- **Chart and figure data**:

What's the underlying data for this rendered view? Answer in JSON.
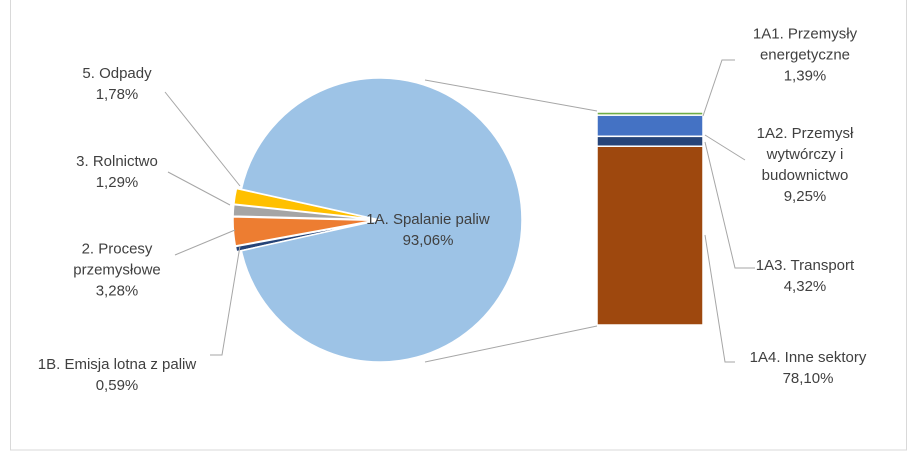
{
  "chart_data": {
    "type": "pie-of-bar",
    "categories": [
      "1A. Spalanie paliw",
      "5. Odpady",
      "3. Rolnictwo",
      "2. Procesy przemysłowe",
      "1B. Emisja lotna z paliw"
    ],
    "values": [
      93.06,
      1.78,
      1.29,
      3.28,
      0.59
    ],
    "value_labels": [
      "93,06%",
      "1,78%",
      "1,29%",
      "3,28%",
      "0,59%"
    ],
    "colors": [
      "#9dc3e6",
      "#ffc000",
      "#a5a5a5",
      "#ed7d31",
      "#264478"
    ],
    "bar": {
      "categories": [
        "1A1. Przemysły energetyczne",
        "1A2. Przemysł wytwórczy i budownictwo",
        "1A3. Transport",
        "1A4. Inne sektory"
      ],
      "values": [
        1.39,
        9.25,
        4.32,
        78.1
      ],
      "value_labels": [
        "1,39%",
        "9,25%",
        "4,32%",
        "78,10%"
      ],
      "colors": [
        "#70ad47",
        "#4472c4",
        "#264478",
        "#9e480e"
      ]
    }
  }
}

- **Do this**: Write out each line again precisely as it appears, skipping every picture.

- **The response**:
What's the underlying data for this rendered view? Answer in JSON.
{
  "chart_data": {
    "type": "pie-of-bar",
    "categories": [
      "1A. Spalanie paliw",
      "5. Odpady",
      "3. Rolnictwo",
      "2. Procesy przemysłowe",
      "1B. Emisja lotna z paliw"
    ],
    "values": [
      93.06,
      1.78,
      1.29,
      3.28,
      0.59
    ],
    "value_labels": [
      "93,06%",
      "1,78%",
      "1,29%",
      "3,28%",
      "0,59%"
    ],
    "colors": [
      "#9dc3e6",
      "#ffc000",
      "#a5a5a5",
      "#ed7d31",
      "#264478"
    ],
    "bar": {
      "categories": [
        "1A1. Przemysły energetyczne",
        "1A2. Przemysł wytwórczy i budownictwo",
        "1A3. Transport",
        "1A4. Inne sektory"
      ],
      "values": [
        1.39,
        9.25,
        4.32,
        78.1
      ],
      "value_labels": [
        "1,39%",
        "9,25%",
        "4,32%",
        "78,10%"
      ],
      "colors": [
        "#70ad47",
        "#4472c4",
        "#264478",
        "#9e480e"
      ]
    }
  }
}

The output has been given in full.